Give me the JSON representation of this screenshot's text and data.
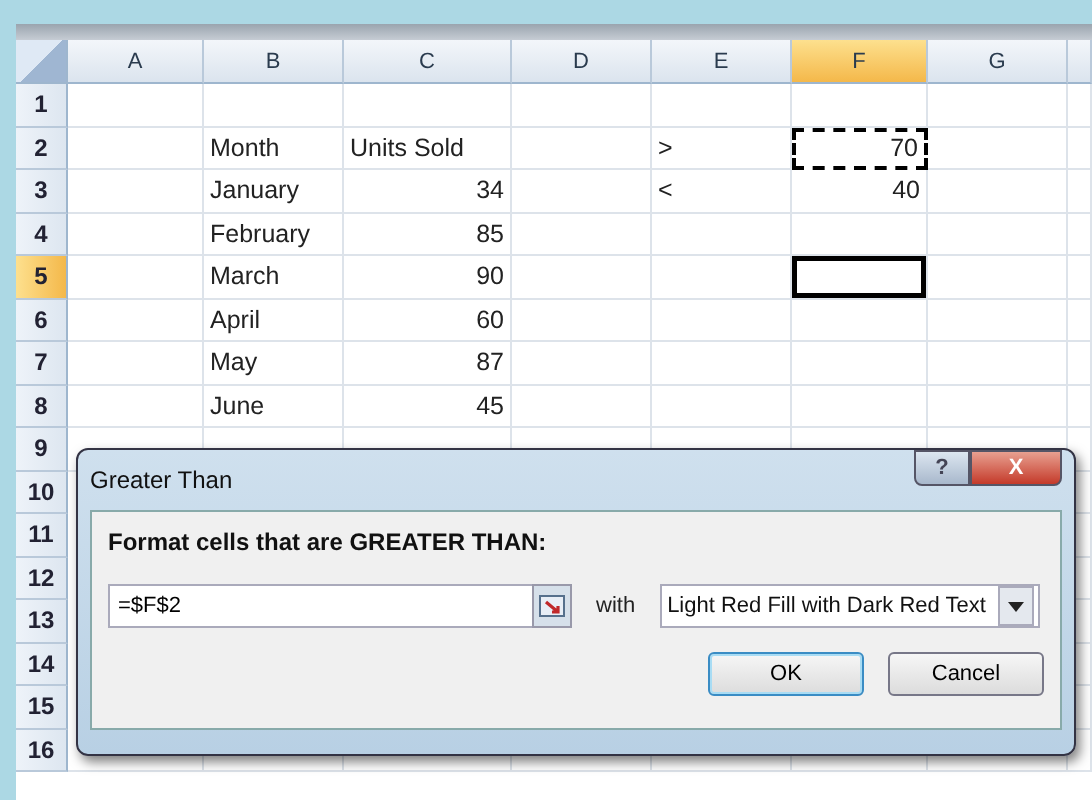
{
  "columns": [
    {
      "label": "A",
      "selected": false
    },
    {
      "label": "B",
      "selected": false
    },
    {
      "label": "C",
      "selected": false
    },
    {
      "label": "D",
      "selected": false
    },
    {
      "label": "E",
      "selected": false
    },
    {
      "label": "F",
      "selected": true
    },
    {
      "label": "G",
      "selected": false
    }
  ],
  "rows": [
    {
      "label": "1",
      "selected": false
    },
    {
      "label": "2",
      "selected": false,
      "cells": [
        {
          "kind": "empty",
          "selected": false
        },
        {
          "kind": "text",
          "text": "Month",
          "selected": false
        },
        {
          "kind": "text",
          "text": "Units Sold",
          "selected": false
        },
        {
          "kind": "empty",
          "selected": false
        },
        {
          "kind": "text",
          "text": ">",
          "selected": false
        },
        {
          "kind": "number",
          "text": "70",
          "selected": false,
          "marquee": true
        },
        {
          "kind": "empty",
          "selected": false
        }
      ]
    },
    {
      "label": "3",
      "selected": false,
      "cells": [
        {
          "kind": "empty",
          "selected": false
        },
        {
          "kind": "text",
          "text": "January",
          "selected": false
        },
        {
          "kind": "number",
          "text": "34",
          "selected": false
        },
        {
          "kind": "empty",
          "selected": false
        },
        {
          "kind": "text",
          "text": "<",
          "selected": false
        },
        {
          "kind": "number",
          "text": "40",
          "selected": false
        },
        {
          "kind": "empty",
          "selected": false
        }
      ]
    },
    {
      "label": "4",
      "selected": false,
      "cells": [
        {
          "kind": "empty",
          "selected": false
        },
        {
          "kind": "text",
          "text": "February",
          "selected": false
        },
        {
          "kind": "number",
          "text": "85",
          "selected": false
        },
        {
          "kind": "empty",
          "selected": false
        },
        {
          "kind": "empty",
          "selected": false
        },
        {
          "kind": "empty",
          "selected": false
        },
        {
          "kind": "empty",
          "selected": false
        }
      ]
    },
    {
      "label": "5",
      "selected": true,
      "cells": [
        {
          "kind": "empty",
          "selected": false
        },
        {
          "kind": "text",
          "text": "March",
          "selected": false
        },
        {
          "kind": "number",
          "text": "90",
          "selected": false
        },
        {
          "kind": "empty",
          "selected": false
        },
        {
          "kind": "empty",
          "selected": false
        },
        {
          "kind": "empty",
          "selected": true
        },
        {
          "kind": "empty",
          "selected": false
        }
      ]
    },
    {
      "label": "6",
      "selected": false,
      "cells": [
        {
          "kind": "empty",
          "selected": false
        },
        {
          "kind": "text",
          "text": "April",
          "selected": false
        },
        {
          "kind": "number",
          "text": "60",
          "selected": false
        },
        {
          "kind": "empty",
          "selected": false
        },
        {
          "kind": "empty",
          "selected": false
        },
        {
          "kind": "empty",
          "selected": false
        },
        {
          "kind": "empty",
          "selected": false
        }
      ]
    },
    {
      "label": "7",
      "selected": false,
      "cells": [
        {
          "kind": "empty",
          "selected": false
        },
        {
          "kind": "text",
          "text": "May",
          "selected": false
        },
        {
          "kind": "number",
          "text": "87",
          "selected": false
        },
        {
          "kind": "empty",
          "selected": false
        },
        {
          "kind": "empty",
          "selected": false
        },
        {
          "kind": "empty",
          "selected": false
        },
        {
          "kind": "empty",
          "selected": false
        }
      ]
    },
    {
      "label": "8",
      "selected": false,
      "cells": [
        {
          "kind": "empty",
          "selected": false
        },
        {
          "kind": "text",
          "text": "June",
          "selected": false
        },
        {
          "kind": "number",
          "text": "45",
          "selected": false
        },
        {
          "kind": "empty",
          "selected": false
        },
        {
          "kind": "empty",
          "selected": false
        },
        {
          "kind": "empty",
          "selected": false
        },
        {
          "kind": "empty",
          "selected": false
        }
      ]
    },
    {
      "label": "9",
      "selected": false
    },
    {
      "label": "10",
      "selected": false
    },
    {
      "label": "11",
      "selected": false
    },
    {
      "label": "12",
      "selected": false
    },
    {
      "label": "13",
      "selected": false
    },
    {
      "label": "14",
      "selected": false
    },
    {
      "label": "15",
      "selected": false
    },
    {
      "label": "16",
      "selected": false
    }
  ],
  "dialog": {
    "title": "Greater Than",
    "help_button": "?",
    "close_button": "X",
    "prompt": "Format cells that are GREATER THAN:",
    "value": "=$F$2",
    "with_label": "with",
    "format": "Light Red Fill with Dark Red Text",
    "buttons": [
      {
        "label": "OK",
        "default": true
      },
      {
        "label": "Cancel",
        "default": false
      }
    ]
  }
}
---
» **Aim of the task**: All of the data above should be printed again exactly, though none of the pictures belong in the copy.

» **Your response**:
Give me the JSON representation of this screenshot's text and data.
{
  "columns": [
    {
      "label": "A",
      "selected": false
    },
    {
      "label": "B",
      "selected": false
    },
    {
      "label": "C",
      "selected": false
    },
    {
      "label": "D",
      "selected": false
    },
    {
      "label": "E",
      "selected": false
    },
    {
      "label": "F",
      "selected": true
    },
    {
      "label": "G",
      "selected": false
    }
  ],
  "rows": [
    {
      "label": "1",
      "selected": false
    },
    {
      "label": "2",
      "selected": false,
      "cells": [
        {
          "kind": "empty",
          "selected": false
        },
        {
          "kind": "text",
          "text": "Month",
          "selected": false
        },
        {
          "kind": "text",
          "text": "Units Sold",
          "selected": false
        },
        {
          "kind": "empty",
          "selected": false
        },
        {
          "kind": "text",
          "text": ">",
          "selected": false
        },
        {
          "kind": "number",
          "text": "70",
          "selected": false,
          "marquee": true
        },
        {
          "kind": "empty",
          "selected": false
        }
      ]
    },
    {
      "label": "3",
      "selected": false,
      "cells": [
        {
          "kind": "empty",
          "selected": false
        },
        {
          "kind": "text",
          "text": "January",
          "selected": false
        },
        {
          "kind": "number",
          "text": "34",
          "selected": false
        },
        {
          "kind": "empty",
          "selected": false
        },
        {
          "kind": "text",
          "text": "<",
          "selected": false
        },
        {
          "kind": "number",
          "text": "40",
          "selected": false
        },
        {
          "kind": "empty",
          "selected": false
        }
      ]
    },
    {
      "label": "4",
      "selected": false,
      "cells": [
        {
          "kind": "empty",
          "selected": false
        },
        {
          "kind": "text",
          "text": "February",
          "selected": false
        },
        {
          "kind": "number",
          "text": "85",
          "selected": false
        },
        {
          "kind": "empty",
          "selected": false
        },
        {
          "kind": "empty",
          "selected": false
        },
        {
          "kind": "empty",
          "selected": false
        },
        {
          "kind": "empty",
          "selected": false
        }
      ]
    },
    {
      "label": "5",
      "selected": true,
      "cells": [
        {
          "kind": "empty",
          "selected": false
        },
        {
          "kind": "text",
          "text": "March",
          "selected": false
        },
        {
          "kind": "number",
          "text": "90",
          "selected": false
        },
        {
          "kind": "empty",
          "selected": false
        },
        {
          "kind": "empty",
          "selected": false
        },
        {
          "kind": "empty",
          "selected": true
        },
        {
          "kind": "empty",
          "selected": false
        }
      ]
    },
    {
      "label": "6",
      "selected": false,
      "cells": [
        {
          "kind": "empty",
          "selected": false
        },
        {
          "kind": "text",
          "text": "April",
          "selected": false
        },
        {
          "kind": "number",
          "text": "60",
          "selected": false
        },
        {
          "kind": "empty",
          "selected": false
        },
        {
          "kind": "empty",
          "selected": false
        },
        {
          "kind": "empty",
          "selected": false
        },
        {
          "kind": "empty",
          "selected": false
        }
      ]
    },
    {
      "label": "7",
      "selected": false,
      "cells": [
        {
          "kind": "empty",
          "selected": false
        },
        {
          "kind": "text",
          "text": "May",
          "selected": false
        },
        {
          "kind": "number",
          "text": "87",
          "selected": false
        },
        {
          "kind": "empty",
          "selected": false
        },
        {
          "kind": "empty",
          "selected": false
        },
        {
          "kind": "empty",
          "selected": false
        },
        {
          "kind": "empty",
          "selected": false
        }
      ]
    },
    {
      "label": "8",
      "selected": false,
      "cells": [
        {
          "kind": "empty",
          "selected": false
        },
        {
          "kind": "text",
          "text": "June",
          "selected": false
        },
        {
          "kind": "number",
          "text": "45",
          "selected": false
        },
        {
          "kind": "empty",
          "selected": false
        },
        {
          "kind": "empty",
          "selected": false
        },
        {
          "kind": "empty",
          "selected": false
        },
        {
          "kind": "empty",
          "selected": false
        }
      ]
    },
    {
      "label": "9",
      "selected": false
    },
    {
      "label": "10",
      "selected": false
    },
    {
      "label": "11",
      "selected": false
    },
    {
      "label": "12",
      "selected": false
    },
    {
      "label": "13",
      "selected": false
    },
    {
      "label": "14",
      "selected": false
    },
    {
      "label": "15",
      "selected": false
    },
    {
      "label": "16",
      "selected": false
    }
  ],
  "dialog": {
    "title": "Greater Than",
    "help_button": "?",
    "close_button": "X",
    "prompt": "Format cells that are GREATER THAN:",
    "value": "=$F$2",
    "with_label": "with",
    "format": "Light Red Fill with Dark Red Text",
    "buttons": [
      {
        "label": "OK",
        "default": true
      },
      {
        "label": "Cancel",
        "default": false
      }
    ]
  }
}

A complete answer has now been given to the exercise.